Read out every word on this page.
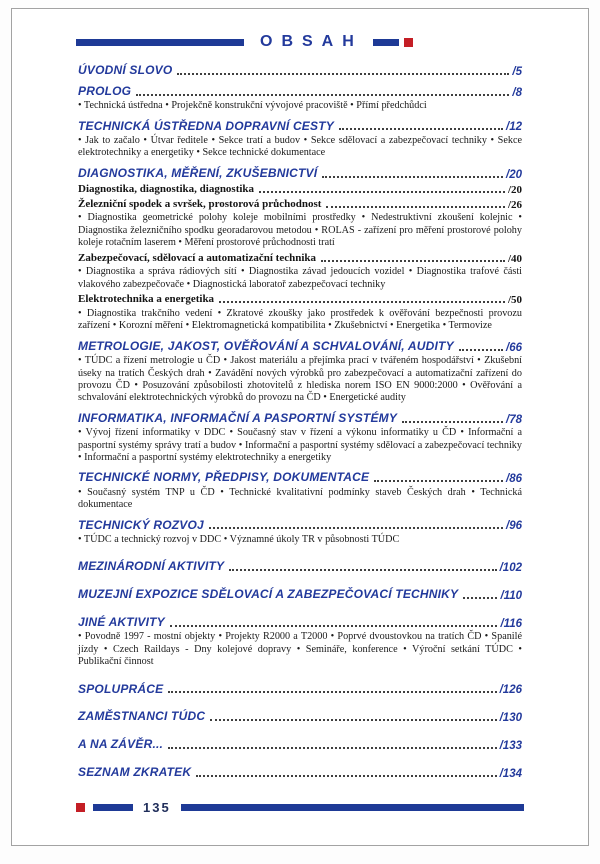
OBSAH
ÚVODNÍ SLOVO	/5
PROLOG	/8

• Technická ústředna • Projekčně konstrukční vývojové pracoviště • Přímí předchůdci

TECHNICKÁ ÚSTŘEDNA DOPRAVNÍ CESTY	/12

• Jak to začalo • Útvar ředitele • Sekce tratí a budov • Sekce sdělovací a zabezpečovací techniky • Sekce elektrotechniky a energetiky • Sekce technické dokumentace

DIAGNOSTIKA, MĚŘENÍ, ZKUŠEBNICTVÍ	/20
Diagnostika, diagnostika, diagnostika	/20
Železniční spodek a svršek, prostorová průchodnost	/26

• Diagnostika geometrické polohy koleje mobilními prostředky • Nedestruktivní zkoušení kolejnic • Diagnostika železničního spodku georadarovou metodou • ROLAS - zařízení pro měření prostorové polohy koleje rotačním laserem • Měření prostorové průchodnosti tratí

Zabezpečovací, sdělovací a automatizační technika	/40

• Diagnostika a správa rádiových sítí • Diagnostika závad jedoucích vozidel • Diagnostika trafové části vlakového zabezpečovače • Diagnostická laboratoř zabezpečovací techniky

Elektrotechnika a energetika	/50

• Diagnostika trakčního vedení • Zkratové zkoušky jako prostředek k ověřování bezpečnosti provozu zařízení • Korozní měření • Elektromagnetická kompatibilita • Zkušebnictví • Energetika • Termovize

METROLOGIE, JAKOST, OVĚŘOVÁNÍ A SCHVALOVÁNÍ, AUDITY	/66

• TÚDC a řízení metrologie u ČD • Jakost materiálu a přejímka prací v tvářeném hospodářství • Zkušební úseky na tratích Českých drah • Zavádění nových výrobků pro zabezpečovací a automatizační zařízení do provozu ČD • Posuzování způsobilosti zhotovitelů z hlediska norem ISO EN 9000:2000 • Ověřování a schvalování elektrotechnických výrobků do provozu na ČD • Energetické audity

INFORMATIKA, INFORMAČNÍ A PASPORTNÍ SYSTÉMY	/78

• Vývoj řízení informatiky v DDC • Současný stav v řízení a výkonu informatiky u ČD • Informační a pasportní systémy správy tratí a budov • Informační a pasportní systémy sdělovací a zabezpečovací techniky • Informační a pasportní systémy elektrotechniky a energetiky

TECHNICKÉ NORMY, PŘEDPISY, DOKUMENTACE	/86

• Současný systém TNP u ČD • Technické kvalitativní podmínky staveb Českých drah • Technická dokumentace

TECHNICKÝ ROZVOJ	/96

• TÚDC a technický rozvoj v DDC • Významné úkoly TR v působnosti TÚDC

MEZINÁRODNÍ AKTIVITY	/102
MUZEJNÍ EXPOZICE SDĚLOVACÍ A ZABEZPEČOVACÍ TECHNIKY	/110
JINÉ AKTIVITY	/116

• Povodně 1997 - mostní objekty • Projekty R2000 a T2000 • Poprvé dvoustovkou na tratích ČD • Spanilé jízdy • Czech Raildays - Dny kolejové dopravy • Semináře, konference • Výroční setkání TÚDC • Publikační činnost

SPOLUPRÁCE	/126
ZAMĚSTNANCI TÚDC	/130
A NA ZÁVĚR...	/133
SEZNAM ZKRATEK	/134
135
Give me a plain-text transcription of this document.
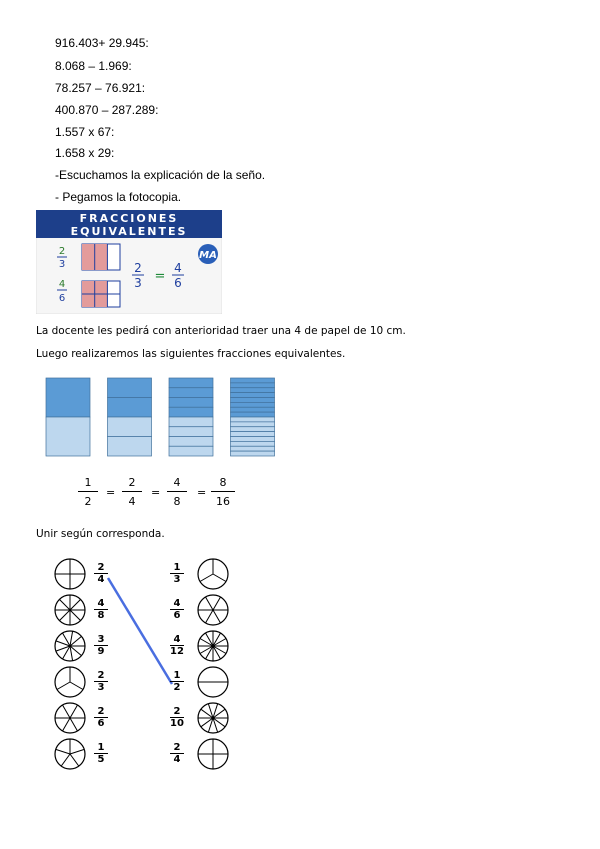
916.403+ 29.945:
8.068 – 1.969:
78.257 – 76.921:
400.870 – 287.289:
1.557 x 67:
1.658 x 29:
-Escuchamos la explicación de la seño.
- Pegamos la fotocopia.
FRACCIONES
EQUIVALENTES
2
3
4
6
2
3 =
4
6
MA
La docente les pedirá con anterioridad traer una 4 de papel de 10 cm.
Luego realizaremos las siguientes fracciones equivalentes.
$\frac{1}{2} = \frac{2}{4} = \frac{4}{8} = \frac{8}{16}$
Unir según corresponda.
$\frac{2}{4}$
$\frac{4}{8}$
$\frac{3}{9}$
$\frac{2}{3}$
$\frac{2}{6}$
$\frac{1}{5}$
$\frac{1}{3}$
$\frac{4}{6}$
$\frac{4}{12}$
$\frac{1}{2}$
$\frac{2}{10}$
$\frac{2}{4}$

CHALLENGE: Within the listing, how many lines hold the word "budov"? Only the number is to be given.

REPLY: 2